● GIVEN RECORDS
-- Start --
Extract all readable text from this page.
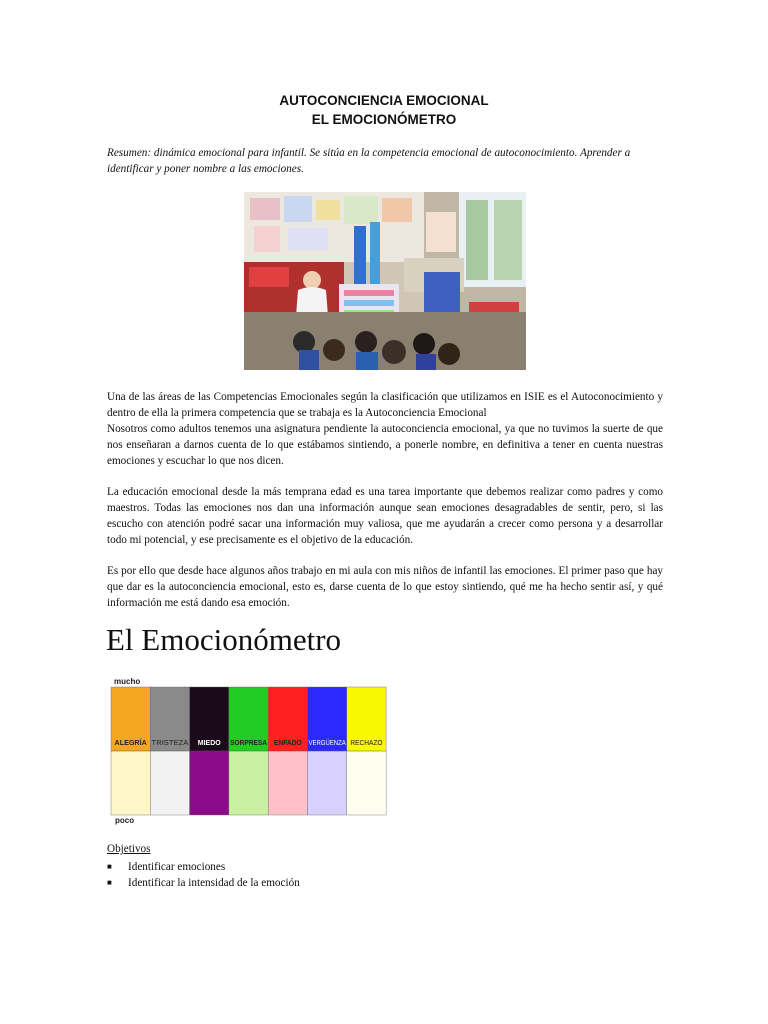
AUTOCONCIENCIA EMOCIONAL
EL EMOCIONÓMETRO

Resumen: dinámica emocional para infantil. Se sitúa en la competencia emocional de autoconocimiento. Aprender a identificar y poner nombre a las emociones.

Una de las áreas de las Competencias Emocionales según la clasificación que utilizamos en ISIE es el Autoconocimiento y dentro de ella la primera competencia que se trabaja es la Autoconciencia Emocional
Nosotros como adultos tenemos una asignatura pendiente la autoconciencia emocional, ya que no tuvimos la suerte de que nos enseñaran a darnos cuenta de lo que estábamos sintiendo, a ponerle nombre, en definitiva a tener en cuenta nuestras emociones y escuchar lo que nos dicen.

La educación emocional desde la más temprana edad es una tarea importante que debemos realizar como padres y como maestros. Todas las emociones nos dan una información aunque sean emociones desagradables de sentir, pero, si las escucho con atención podré sacar una información muy valiosa, que me ayudarán a crecer como persona y a desarrollar todo mi potencial, y ese precisamente es el objetivo de la educación.

Es por ello que desde hace algunos años trabajo en mi aula con mis niños de infantil las emociones. El primer paso que hay que dar es la autoconciencia emocional, esto es, darse cuenta de lo que estoy sintiendo, qué me ha hecho sentir así, y qué información me está dando esa emoción.

El Emocionómetro
mucho
ALEGRÍA TRISTEZA MIEDO SORPRESA ENFADO VERGÜENZA
RECHAZO
poco
Objetivos
■ Identificar emociones
■ Identificar la intensidad de la emoción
-- End --
● WORK REQUIRED
Give an exact reproduction of every line, leaving out any picture.

● WORKED ANSWER
Extract all readable text from this page.
AUTOCONCIENCIA EMOCIONAL
EL EMOCIONÓMETRO

Resumen: dinámica emocional para infantil. Se sitúa en la competencia emocional de autoconocimiento. Aprender a identificar y poner nombre a las emociones.

Una de las áreas de las Competencias Emocionales según la clasificación que utilizamos en ISIE es el Autoconocimiento y dentro de ella la primera competencia que se trabaja es la Autoconciencia Emocional
Nosotros como adultos tenemos una asignatura pendiente la autoconciencia emocional, ya que no tuvimos la suerte de que nos enseñaran a darnos cuenta de lo que estábamos sintiendo, a ponerle nombre, en definitiva a tener en cuenta nuestras emociones y escuchar lo que nos dicen.

La educación emocional desde la más temprana edad es una tarea importante que debemos realizar como padres y como maestros. Todas las emociones nos dan una información aunque sean emociones desagradables de sentir, pero, si las escucho con atención podré sacar una información muy valiosa, que me ayudarán a crecer como persona y a desarrollar todo mi potencial, y ese precisamente es el objetivo de la educación.

Es por ello que desde hace algunos años trabajo en mi aula con mis niños de infantil las emociones. El primer paso que hay que dar es la autoconciencia emocional, esto es, darse cuenta de lo que estoy sintiendo, qué me ha hecho sentir así, y qué información me está dando esa emoción.

El Emocionómetro
mucho
ALEGRÍA TRISTEZA MIEDO SORPRESA ENFADO VERGÜENZA
RECHAZO
poco
Objetivos
■ Identificar emociones
■ Identificar la intensidad de la emoción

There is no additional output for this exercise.